[Stored records]

## Begin

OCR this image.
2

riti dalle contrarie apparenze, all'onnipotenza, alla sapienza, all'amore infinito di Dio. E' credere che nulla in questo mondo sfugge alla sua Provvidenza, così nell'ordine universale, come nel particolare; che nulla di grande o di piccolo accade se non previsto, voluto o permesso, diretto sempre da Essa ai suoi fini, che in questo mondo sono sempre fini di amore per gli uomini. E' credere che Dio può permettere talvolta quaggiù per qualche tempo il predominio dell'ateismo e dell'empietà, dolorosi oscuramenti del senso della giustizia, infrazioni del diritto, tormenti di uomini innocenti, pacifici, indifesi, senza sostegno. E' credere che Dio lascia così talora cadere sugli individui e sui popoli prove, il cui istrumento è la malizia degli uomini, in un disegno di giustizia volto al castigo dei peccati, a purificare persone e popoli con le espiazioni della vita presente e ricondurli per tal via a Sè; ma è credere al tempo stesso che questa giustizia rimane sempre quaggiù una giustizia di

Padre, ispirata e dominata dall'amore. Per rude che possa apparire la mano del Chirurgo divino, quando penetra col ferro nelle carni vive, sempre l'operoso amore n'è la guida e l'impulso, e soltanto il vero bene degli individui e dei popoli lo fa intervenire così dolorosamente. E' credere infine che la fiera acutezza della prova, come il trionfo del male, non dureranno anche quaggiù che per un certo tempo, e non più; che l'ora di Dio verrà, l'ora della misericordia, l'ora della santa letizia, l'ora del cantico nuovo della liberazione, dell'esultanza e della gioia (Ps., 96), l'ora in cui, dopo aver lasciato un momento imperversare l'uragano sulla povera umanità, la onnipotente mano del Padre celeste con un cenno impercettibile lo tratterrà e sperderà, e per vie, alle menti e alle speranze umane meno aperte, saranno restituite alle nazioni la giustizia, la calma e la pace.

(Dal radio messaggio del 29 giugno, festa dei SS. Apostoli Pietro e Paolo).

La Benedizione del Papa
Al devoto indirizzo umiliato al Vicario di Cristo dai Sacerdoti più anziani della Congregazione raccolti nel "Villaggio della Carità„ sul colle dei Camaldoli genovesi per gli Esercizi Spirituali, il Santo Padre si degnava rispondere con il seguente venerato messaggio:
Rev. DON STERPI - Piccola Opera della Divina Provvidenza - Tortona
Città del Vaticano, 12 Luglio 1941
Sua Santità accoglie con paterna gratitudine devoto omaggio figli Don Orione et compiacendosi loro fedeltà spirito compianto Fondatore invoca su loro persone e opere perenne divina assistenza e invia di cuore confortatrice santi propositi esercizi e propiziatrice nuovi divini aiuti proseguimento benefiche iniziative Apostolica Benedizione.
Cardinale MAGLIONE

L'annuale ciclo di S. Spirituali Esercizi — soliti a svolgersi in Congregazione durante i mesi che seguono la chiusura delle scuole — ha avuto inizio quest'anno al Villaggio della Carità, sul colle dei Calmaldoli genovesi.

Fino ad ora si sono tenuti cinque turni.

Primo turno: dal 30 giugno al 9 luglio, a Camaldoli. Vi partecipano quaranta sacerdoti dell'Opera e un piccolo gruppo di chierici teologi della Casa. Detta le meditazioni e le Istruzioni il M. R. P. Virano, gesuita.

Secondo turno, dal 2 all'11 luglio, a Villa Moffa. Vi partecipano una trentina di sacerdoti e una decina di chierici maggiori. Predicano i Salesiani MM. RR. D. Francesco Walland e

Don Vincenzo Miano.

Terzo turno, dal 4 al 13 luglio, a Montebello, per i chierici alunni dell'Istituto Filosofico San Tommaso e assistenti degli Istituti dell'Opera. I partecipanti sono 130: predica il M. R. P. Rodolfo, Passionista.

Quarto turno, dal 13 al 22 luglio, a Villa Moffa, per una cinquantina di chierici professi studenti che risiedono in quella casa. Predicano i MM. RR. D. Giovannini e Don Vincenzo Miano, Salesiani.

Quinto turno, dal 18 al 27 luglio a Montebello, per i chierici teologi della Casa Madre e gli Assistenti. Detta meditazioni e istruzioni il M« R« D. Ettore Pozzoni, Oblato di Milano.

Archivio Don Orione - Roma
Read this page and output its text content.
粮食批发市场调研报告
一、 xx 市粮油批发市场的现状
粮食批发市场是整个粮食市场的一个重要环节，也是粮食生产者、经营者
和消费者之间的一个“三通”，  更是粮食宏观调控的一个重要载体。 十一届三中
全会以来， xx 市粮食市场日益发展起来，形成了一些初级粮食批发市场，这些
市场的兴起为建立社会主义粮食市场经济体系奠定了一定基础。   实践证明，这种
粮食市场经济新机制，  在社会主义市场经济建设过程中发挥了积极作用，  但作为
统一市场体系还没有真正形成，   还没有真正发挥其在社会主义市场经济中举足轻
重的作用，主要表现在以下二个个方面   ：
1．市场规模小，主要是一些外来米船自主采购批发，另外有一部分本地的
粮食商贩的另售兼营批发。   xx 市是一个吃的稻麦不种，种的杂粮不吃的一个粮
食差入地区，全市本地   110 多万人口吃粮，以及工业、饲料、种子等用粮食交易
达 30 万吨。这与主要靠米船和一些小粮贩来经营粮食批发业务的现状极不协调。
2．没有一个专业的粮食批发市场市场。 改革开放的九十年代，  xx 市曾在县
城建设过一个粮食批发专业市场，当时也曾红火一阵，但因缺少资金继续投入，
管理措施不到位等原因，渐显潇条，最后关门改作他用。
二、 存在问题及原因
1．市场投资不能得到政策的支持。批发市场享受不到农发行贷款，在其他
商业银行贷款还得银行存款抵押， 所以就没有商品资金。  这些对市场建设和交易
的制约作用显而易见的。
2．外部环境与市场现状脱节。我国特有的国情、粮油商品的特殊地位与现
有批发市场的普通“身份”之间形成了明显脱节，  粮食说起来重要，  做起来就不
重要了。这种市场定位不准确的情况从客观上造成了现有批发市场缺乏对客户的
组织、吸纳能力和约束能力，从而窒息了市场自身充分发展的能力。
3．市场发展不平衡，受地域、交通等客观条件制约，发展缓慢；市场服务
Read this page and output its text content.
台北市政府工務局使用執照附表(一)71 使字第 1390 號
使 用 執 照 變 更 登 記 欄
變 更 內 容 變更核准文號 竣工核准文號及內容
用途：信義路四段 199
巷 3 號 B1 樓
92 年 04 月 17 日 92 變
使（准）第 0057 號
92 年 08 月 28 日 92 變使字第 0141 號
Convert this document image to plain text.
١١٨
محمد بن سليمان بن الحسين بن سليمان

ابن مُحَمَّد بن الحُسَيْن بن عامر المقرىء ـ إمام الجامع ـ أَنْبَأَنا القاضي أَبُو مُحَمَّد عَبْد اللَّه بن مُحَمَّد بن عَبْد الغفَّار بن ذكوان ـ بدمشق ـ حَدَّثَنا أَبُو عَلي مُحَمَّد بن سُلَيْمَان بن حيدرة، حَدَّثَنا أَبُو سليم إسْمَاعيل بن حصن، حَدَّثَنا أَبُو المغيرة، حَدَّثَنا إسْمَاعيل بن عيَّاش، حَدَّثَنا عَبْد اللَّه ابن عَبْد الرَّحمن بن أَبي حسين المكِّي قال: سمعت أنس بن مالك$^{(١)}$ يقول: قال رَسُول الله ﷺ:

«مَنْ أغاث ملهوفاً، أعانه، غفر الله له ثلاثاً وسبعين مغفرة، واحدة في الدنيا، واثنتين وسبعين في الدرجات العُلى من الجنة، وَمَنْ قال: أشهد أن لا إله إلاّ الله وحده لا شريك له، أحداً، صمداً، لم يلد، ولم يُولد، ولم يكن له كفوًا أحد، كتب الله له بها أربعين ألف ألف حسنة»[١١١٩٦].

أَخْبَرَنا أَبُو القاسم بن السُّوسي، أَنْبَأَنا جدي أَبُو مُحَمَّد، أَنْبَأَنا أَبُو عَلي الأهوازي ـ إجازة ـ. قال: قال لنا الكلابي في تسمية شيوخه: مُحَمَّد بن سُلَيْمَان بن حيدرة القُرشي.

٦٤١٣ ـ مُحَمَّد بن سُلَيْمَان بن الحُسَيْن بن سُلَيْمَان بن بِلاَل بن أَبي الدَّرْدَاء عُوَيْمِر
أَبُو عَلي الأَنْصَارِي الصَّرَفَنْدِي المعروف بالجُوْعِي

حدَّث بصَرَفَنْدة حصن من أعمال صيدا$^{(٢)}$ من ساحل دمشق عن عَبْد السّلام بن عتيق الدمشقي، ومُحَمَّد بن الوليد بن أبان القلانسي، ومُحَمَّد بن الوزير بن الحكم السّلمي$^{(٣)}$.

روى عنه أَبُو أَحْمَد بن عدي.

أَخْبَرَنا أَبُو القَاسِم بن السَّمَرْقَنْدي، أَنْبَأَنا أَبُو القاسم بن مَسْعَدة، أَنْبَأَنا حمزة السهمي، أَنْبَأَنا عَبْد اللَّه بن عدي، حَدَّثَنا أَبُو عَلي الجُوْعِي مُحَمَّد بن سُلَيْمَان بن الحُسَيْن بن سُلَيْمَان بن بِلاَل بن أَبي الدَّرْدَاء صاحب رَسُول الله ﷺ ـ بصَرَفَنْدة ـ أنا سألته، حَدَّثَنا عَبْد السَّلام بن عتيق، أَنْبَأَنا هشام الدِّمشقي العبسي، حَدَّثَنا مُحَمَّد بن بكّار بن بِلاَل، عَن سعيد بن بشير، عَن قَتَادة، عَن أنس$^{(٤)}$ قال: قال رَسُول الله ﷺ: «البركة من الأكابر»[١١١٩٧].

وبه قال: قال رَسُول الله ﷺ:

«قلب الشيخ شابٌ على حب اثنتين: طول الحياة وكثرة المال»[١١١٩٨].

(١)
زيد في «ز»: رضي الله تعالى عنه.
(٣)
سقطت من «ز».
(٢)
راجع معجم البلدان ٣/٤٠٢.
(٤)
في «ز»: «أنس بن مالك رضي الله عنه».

## End

Your task is to collect every line above that contains the word "Moffa".

Solution to this task:
Secondo turno, dal 2 all'11 luglio, a Villa Moffa. Vi partecipano una trentina di sacerdoti e una decina di chierici maggiori. Predicano i Salesiani MM. RR. D. Francesco Walland e
Quarto turno, dal 13 al 22 luglio, a Villa Moffa, per una cinquantina di chierici professi studenti che risiedono in quella casa. Predicano i MM. RR. D. Giovannini e Don Vincenzo Miano, Salesiani.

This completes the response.